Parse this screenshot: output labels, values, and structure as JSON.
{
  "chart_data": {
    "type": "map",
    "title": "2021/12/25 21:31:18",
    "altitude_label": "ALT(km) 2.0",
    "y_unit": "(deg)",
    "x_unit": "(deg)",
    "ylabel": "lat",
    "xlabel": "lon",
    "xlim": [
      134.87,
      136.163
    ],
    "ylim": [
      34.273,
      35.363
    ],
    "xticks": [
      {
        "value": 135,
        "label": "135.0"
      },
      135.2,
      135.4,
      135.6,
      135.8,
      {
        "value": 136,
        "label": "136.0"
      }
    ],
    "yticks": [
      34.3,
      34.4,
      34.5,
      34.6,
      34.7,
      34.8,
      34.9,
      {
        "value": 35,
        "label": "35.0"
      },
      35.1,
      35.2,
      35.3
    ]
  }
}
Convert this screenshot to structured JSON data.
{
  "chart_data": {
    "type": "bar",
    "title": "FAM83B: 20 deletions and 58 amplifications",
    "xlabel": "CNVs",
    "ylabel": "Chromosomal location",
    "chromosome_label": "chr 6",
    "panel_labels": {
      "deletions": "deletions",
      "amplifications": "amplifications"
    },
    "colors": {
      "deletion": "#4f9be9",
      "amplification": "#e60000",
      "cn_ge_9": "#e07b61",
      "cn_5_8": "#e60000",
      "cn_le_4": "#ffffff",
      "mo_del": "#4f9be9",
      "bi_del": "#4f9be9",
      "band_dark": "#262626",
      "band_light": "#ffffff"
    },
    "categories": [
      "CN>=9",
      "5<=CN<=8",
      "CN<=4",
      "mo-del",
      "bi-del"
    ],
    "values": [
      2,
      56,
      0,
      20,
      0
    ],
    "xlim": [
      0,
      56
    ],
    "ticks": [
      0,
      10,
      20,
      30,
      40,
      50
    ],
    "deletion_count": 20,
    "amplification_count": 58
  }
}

#####

* **Task description**:
Word for word, quote all of the data above.

* **Result**:
Parse this screenshot: output labels, values, and structure as JSON.
{
  "chart_data": {
    "type": "map",
    "title": "2021/12/25 21:31:18",
    "altitude_label": "ALT(km) 2.0",
    "y_unit": "(deg)",
    "x_unit": "(deg)",
    "ylabel": "lat",
    "xlabel": "lon",
    "xlim": [
      134.87,
      136.163
    ],
    "ylim": [
      34.273,
      35.363
    ],
    "xticks": [
      {
        "value": 135,
        "label": "135.0"
      },
      135.2,
      135.4,
      135.6,
      135.8,
      {
        "value": 136,
        "label": "136.0"
      }
    ],
    "yticks": [
      34.3,
      34.4,
      34.5,
      34.6,
      34.7,
      34.8,
      34.9,
      {
        "value": 35,
        "label": "35.0"
      },
      35.1,
      35.2,
      35.3
    ]
  }
}
Convert this screenshot to structured JSON data.
{
  "chart_data": {
    "type": "bar",
    "title": "FAM83B: 20 deletions and 58 amplifications",
    "xlabel": "CNVs",
    "ylabel": "Chromosomal location",
    "chromosome_label": "chr 6",
    "panel_labels": {
      "deletions": "deletions",
      "amplifications": "amplifications"
    },
    "colors": {
      "deletion": "#4f9be9",
      "amplification": "#e60000",
      "cn_ge_9": "#e07b61",
      "cn_5_8": "#e60000",
      "cn_le_4": "#ffffff",
      "mo_del": "#4f9be9",
      "bi_del": "#4f9be9",
      "band_dark": "#262626",
      "band_light": "#ffffff"
    },
    "categories": [
      "CN>=9",
      "5<=CN<=8",
      "CN<=4",
      "mo-del",
      "bi-del"
    ],
    "values": [
      2,
      56,
      0,
      20,
      0
    ],
    "xlim": [
      0,
      56
    ],
    "ticks": [
      0,
      10,
      20,
      30,
      40,
      50
    ],
    "deletion_count": 20,
    "amplification_count": 58
  }
}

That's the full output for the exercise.